▸ **Work to complete**
Render the material again word for word, skipping the pictures in it.

[Collection entries]
──────
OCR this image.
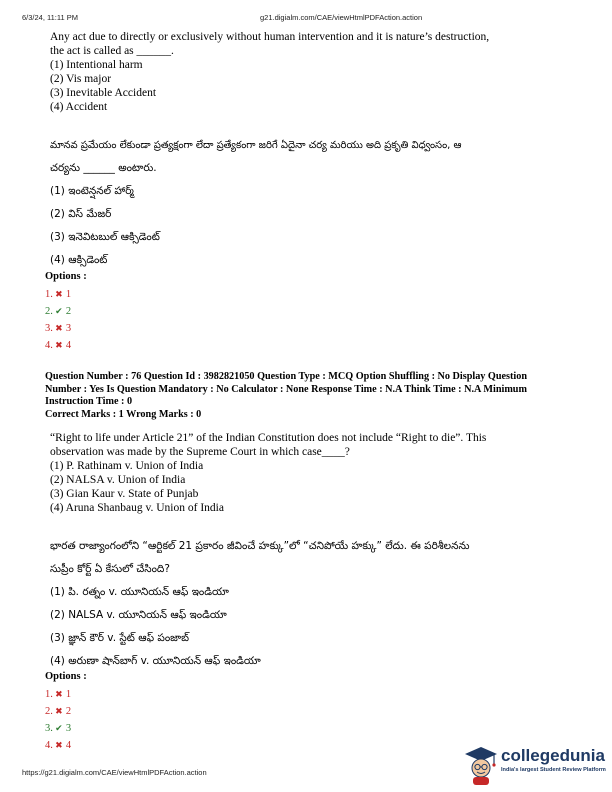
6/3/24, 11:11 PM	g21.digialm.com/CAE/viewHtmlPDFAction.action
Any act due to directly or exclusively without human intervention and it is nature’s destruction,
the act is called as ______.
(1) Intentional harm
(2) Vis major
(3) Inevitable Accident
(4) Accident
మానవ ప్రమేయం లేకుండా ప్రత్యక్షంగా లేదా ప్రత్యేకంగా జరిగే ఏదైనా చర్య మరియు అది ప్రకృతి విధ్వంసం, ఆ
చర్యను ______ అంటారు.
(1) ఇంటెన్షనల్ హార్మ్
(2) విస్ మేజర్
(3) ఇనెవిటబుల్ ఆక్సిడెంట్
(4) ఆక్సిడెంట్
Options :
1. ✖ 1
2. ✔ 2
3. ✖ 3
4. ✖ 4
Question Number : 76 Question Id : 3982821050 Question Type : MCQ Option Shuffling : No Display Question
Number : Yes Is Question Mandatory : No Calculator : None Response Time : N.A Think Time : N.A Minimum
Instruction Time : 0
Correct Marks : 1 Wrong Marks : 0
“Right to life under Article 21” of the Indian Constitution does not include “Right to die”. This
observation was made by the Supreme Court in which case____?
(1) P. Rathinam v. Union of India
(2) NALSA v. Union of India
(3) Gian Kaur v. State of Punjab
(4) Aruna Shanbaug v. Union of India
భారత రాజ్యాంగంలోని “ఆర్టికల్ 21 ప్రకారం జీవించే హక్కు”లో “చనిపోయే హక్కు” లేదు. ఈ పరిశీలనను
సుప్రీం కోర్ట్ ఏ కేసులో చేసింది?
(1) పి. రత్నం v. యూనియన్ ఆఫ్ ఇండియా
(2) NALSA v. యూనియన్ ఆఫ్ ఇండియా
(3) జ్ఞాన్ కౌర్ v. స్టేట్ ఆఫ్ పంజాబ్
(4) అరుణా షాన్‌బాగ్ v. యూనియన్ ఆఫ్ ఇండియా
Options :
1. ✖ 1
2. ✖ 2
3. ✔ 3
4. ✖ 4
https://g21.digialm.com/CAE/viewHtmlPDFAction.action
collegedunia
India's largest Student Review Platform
──────
▸ **Task output**
OCR this image.
6/3/24, 11:11 PM	g21.digialm.com/CAE/viewHtmlPDFAction.action
Any act due to directly or exclusively without human intervention and it is nature’s destruction,
the act is called as ______.
(1) Intentional harm
(2) Vis major
(3) Inevitable Accident
(4) Accident
మానవ ప్రమేయం లేకుండా ప్రత్యక్షంగా లేదా ప్రత్యేకంగా జరిగే ఏదైనా చర్య మరియు అది ప్రకృతి విధ్వంసం, ఆ
చర్యను ______ అంటారు.
(1) ఇంటెన్షనల్ హార్మ్
(2) విస్ మేజర్
(3) ఇనెవిటబుల్ ఆక్సిడెంట్
(4) ఆక్సిడెంట్
Options :
1. ✖ 1
2. ✔ 2
3. ✖ 3
4. ✖ 4
Question Number : 76 Question Id : 3982821050 Question Type : MCQ Option Shuffling : No Display Question
Number : Yes Is Question Mandatory : No Calculator : None Response Time : N.A Think Time : N.A Minimum
Instruction Time : 0
Correct Marks : 1 Wrong Marks : 0
“Right to life under Article 21” of the Indian Constitution does not include “Right to die”. This
observation was made by the Supreme Court in which case____?
(1) P. Rathinam v. Union of India
(2) NALSA v. Union of India
(3) Gian Kaur v. State of Punjab
(4) Aruna Shanbaug v. Union of India
భారత రాజ్యాంగంలోని “ఆర్టికల్ 21 ప్రకారం జీవించే హక్కు”లో “చనిపోయే హక్కు” లేదు. ఈ పరిశీలనను
సుప్రీం కోర్ట్ ఏ కేసులో చేసింది?
(1) పి. రత్నం v. యూనియన్ ఆఫ్ ఇండియా
(2) NALSA v. యూనియన్ ఆఫ్ ఇండియా
(3) జ్ఞాన్ కౌర్ v. స్టేట్ ఆఫ్ పంజాబ్
(4) అరుణా షాన్‌బాగ్ v. యూనియన్ ఆఫ్ ఇండియా
Options :
1. ✖ 1
2. ✖ 2
3. ✔ 3
4. ✖ 4
https://g21.digialm.com/CAE/viewHtmlPDFAction.action
collegedunia
India's largest Student Review Platform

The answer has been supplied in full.